INPUT RECORDS →
::::

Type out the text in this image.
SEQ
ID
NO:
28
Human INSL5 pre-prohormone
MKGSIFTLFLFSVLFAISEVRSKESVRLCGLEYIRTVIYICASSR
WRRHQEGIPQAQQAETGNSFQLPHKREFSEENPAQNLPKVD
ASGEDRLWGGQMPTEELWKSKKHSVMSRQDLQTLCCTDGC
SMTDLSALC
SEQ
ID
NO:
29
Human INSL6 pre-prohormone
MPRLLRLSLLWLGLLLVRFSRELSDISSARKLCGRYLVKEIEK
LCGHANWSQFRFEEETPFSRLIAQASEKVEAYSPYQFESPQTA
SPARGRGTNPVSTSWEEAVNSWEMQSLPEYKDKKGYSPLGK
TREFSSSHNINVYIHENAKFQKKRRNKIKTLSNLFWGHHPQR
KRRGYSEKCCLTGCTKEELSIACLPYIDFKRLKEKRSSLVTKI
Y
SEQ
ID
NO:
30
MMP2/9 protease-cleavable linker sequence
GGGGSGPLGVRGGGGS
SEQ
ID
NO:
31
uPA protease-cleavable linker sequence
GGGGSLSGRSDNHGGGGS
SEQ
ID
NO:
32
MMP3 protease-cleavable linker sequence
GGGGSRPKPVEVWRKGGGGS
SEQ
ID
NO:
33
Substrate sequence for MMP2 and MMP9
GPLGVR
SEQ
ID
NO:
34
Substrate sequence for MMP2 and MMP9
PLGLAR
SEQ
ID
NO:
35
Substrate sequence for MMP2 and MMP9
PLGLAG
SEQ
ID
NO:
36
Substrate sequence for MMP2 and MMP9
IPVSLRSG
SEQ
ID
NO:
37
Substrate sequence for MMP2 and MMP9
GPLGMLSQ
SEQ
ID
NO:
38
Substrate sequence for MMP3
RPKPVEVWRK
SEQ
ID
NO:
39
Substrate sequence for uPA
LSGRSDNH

::::

TASK DIRECTIONS →
Only lines holding the string "protease" are wanted; gather each one from the entries above.

CORRECT RESULT →
MMP2/9 protease-cleavable linker sequence
uPA protease-cleavable linker sequence
MMP3 protease-cleavable linker sequence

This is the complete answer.